### TASK MATERIAL
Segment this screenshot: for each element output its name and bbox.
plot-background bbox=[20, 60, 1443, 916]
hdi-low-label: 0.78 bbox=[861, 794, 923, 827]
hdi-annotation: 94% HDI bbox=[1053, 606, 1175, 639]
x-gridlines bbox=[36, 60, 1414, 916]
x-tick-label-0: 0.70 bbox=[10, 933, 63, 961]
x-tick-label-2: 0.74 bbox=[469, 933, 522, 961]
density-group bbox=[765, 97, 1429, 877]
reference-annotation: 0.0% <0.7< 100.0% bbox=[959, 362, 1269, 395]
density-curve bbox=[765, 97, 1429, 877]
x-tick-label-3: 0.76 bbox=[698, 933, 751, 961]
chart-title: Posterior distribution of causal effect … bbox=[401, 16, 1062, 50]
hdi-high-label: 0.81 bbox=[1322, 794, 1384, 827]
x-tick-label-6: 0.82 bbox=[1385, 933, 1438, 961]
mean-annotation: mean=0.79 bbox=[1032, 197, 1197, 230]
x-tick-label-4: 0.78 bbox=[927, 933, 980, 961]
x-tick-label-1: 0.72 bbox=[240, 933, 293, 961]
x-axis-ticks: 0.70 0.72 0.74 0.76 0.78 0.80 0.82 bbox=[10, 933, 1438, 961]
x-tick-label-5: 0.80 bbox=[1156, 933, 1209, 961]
######
• **TASK DIRECTIONS**: Quote the material word for word from its first line through the line containing "density-group bbox=[765, 97, 1429, 877]", including both of those lines.

• **WRITTEN ANSWER**:
Segment this screenshot: for each element output its name and bbox.
plot-background bbox=[20, 60, 1443, 916]
hdi-low-label: 0.78 bbox=[861, 794, 923, 827]
hdi-annotation: 94% HDI bbox=[1053, 606, 1175, 639]
x-gridlines bbox=[36, 60, 1414, 916]
x-tick-label-0: 0.70 bbox=[10, 933, 63, 961]
x-tick-label-2: 0.74 bbox=[469, 933, 522, 961]
density-group bbox=[765, 97, 1429, 877]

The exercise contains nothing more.